--- Begin DATA PROVIDED ---

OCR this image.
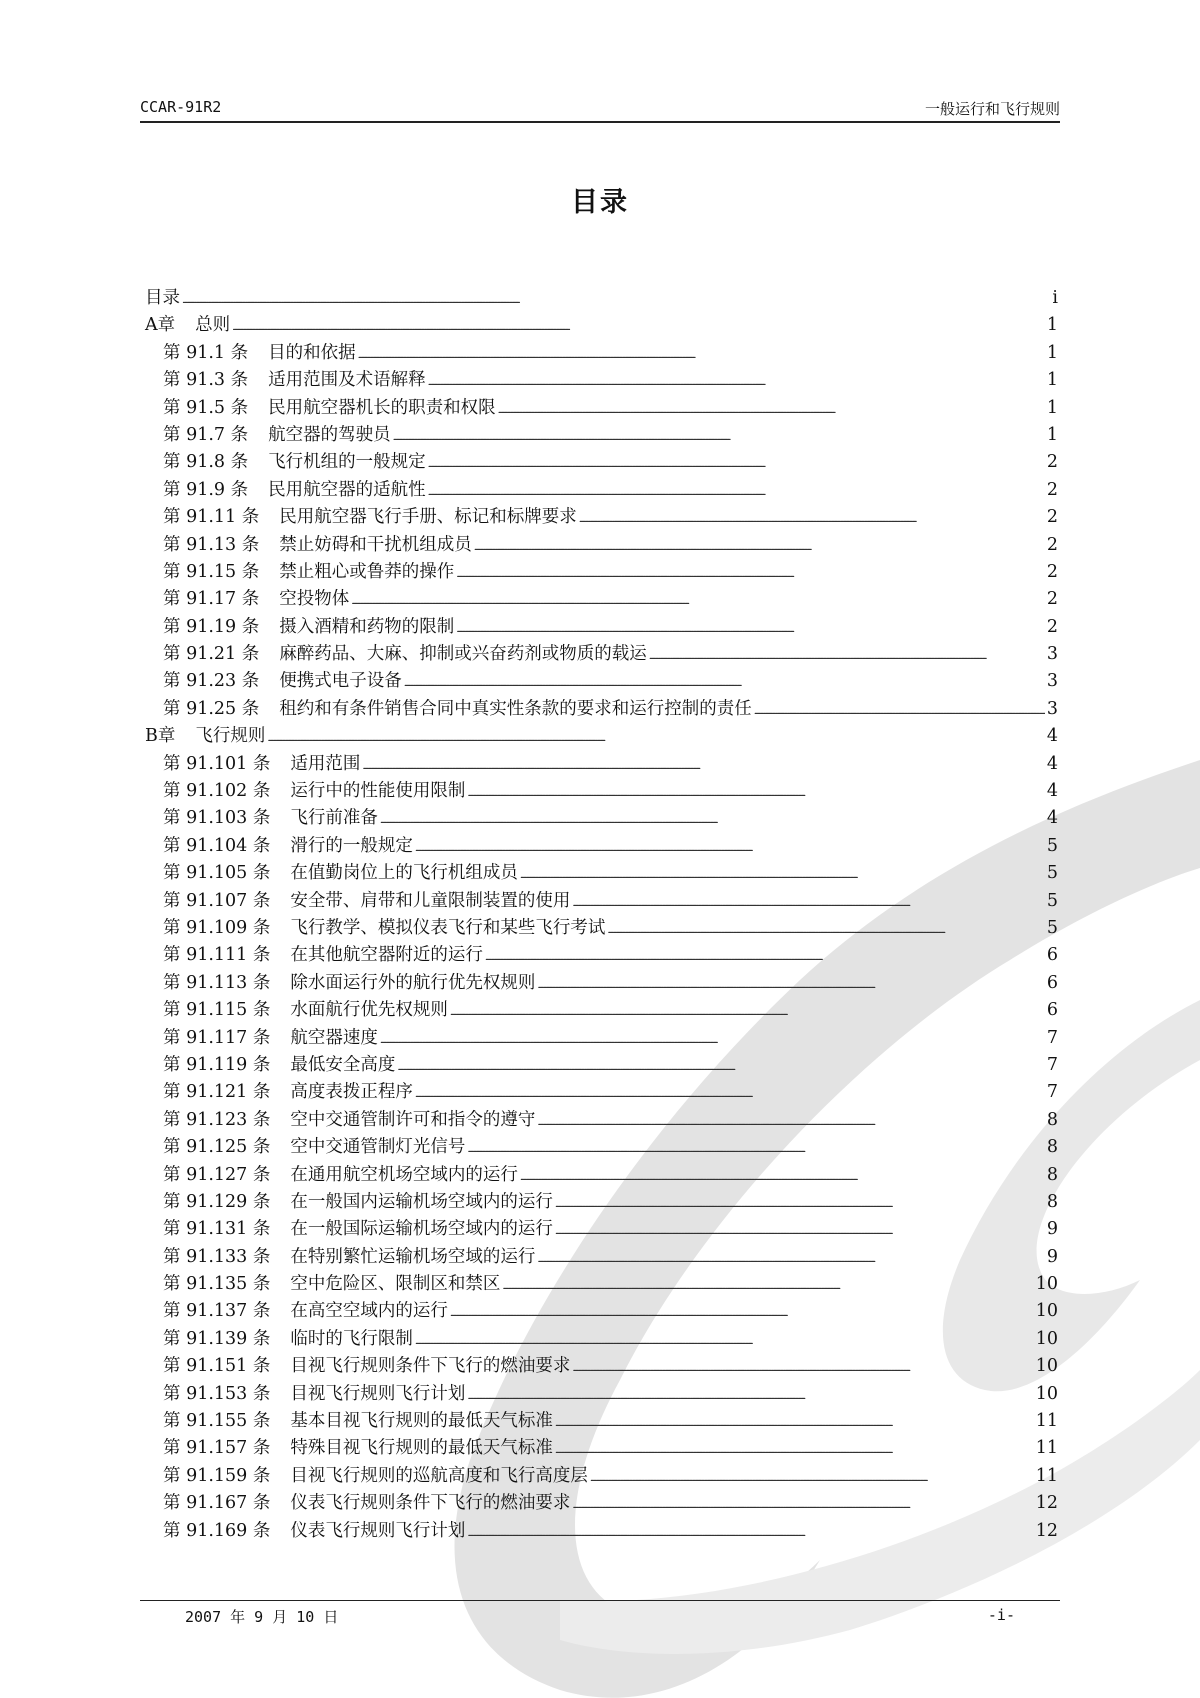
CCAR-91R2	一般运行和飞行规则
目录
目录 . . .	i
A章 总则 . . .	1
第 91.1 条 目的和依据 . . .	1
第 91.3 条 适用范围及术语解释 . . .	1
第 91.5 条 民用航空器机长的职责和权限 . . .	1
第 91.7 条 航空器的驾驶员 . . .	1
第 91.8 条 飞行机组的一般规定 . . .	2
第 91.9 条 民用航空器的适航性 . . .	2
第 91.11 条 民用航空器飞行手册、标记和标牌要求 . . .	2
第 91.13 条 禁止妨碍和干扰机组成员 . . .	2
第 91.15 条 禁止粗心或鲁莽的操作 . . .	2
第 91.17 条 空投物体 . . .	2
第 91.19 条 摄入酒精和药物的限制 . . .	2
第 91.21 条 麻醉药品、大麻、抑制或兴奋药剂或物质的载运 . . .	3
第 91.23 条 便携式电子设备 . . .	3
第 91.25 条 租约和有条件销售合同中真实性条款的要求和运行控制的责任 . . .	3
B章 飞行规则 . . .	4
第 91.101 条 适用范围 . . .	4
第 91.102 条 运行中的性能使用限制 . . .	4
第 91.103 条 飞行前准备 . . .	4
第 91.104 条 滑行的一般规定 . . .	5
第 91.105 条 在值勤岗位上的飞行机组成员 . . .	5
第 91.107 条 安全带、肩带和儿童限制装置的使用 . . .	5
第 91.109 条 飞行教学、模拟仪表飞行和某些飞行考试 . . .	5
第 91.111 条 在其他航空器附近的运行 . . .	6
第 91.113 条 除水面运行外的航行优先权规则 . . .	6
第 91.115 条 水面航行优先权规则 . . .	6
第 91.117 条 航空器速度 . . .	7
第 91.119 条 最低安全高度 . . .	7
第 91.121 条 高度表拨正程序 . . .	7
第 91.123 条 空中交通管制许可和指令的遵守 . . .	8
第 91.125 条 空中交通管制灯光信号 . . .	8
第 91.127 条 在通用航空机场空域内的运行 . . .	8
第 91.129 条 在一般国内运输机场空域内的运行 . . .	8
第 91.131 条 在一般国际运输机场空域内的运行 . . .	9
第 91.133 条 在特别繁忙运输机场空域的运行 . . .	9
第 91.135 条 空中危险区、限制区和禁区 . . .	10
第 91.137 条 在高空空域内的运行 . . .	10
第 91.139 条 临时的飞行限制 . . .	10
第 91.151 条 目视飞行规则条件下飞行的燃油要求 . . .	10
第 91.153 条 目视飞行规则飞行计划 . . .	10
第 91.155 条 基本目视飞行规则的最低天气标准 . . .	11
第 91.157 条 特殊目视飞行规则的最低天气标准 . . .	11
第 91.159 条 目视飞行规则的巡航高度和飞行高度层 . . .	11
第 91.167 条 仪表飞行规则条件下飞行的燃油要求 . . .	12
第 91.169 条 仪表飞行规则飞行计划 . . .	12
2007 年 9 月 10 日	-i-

--- End DATA PROVIDED ---

● **BRIEF**
Write out again every line above exactly as given; the pictures do not belong in the copy.

● **SOLUTION TO THIS EXERCISE**
OCR this image.
CCAR-91R2	一般运行和飞行规则
目录
目录 . . .	i
A章 总则 . . .	1
第 91.1 条 目的和依据 . . .	1
第 91.3 条 适用范围及术语解释 . . .	1
第 91.5 条 民用航空器机长的职责和权限 . . .	1
第 91.7 条 航空器的驾驶员 . . .	1
第 91.8 条 飞行机组的一般规定 . . .	2
第 91.9 条 民用航空器的适航性 . . .	2
第 91.11 条 民用航空器飞行手册、标记和标牌要求 . . .	2
第 91.13 条 禁止妨碍和干扰机组成员 . . .	2
第 91.15 条 禁止粗心或鲁莽的操作 . . .	2
第 91.17 条 空投物体 . . .	2
第 91.19 条 摄入酒精和药物的限制 . . .	2
第 91.21 条 麻醉药品、大麻、抑制或兴奋药剂或物质的载运 . . .	3
第 91.23 条 便携式电子设备 . . .	3
第 91.25 条 租约和有条件销售合同中真实性条款的要求和运行控制的责任 . . .	3
B章 飞行规则 . . .	4
第 91.101 条 适用范围 . . .	4
第 91.102 条 运行中的性能使用限制 . . .	4
第 91.103 条 飞行前准备 . . .	4
第 91.104 条 滑行的一般规定 . . .	5
第 91.105 条 在值勤岗位上的飞行机组成员 . . .	5
第 91.107 条 安全带、肩带和儿童限制装置的使用 . . .	5
第 91.109 条 飞行教学、模拟仪表飞行和某些飞行考试 . . .	5
第 91.111 条 在其他航空器附近的运行 . . .	6
第 91.113 条 除水面运行外的航行优先权规则 . . .	6
第 91.115 条 水面航行优先权规则 . . .	6
第 91.117 条 航空器速度 . . .	7
第 91.119 条 最低安全高度 . . .	7
第 91.121 条 高度表拨正程序 . . .	7
第 91.123 条 空中交通管制许可和指令的遵守 . . .	8
第 91.125 条 空中交通管制灯光信号 . . .	8
第 91.127 条 在通用航空机场空域内的运行 . . .	8
第 91.129 条 在一般国内运输机场空域内的运行 . . .	8
第 91.131 条 在一般国际运输机场空域内的运行 . . .	9
第 91.133 条 在特别繁忙运输机场空域的运行 . . .	9
第 91.135 条 空中危险区、限制区和禁区 . . .	10
第 91.137 条 在高空空域内的运行 . . .	10
第 91.139 条 临时的飞行限制 . . .	10
第 91.151 条 目视飞行规则条件下飞行的燃油要求 . . .	10
第 91.153 条 目视飞行规则飞行计划 . . .	10
第 91.155 条 基本目视飞行规则的最低天气标准 . . .	11
第 91.157 条 特殊目视飞行规则的最低天气标准 . . .	11
第 91.159 条 目视飞行规则的巡航高度和飞行高度层 . . .	11
第 91.167 条 仪表飞行规则条件下飞行的燃油要求 . . .	12
第 91.169 条 仪表飞行规则飞行计划 . . .	12
2007 年 9 月 10 日	-i-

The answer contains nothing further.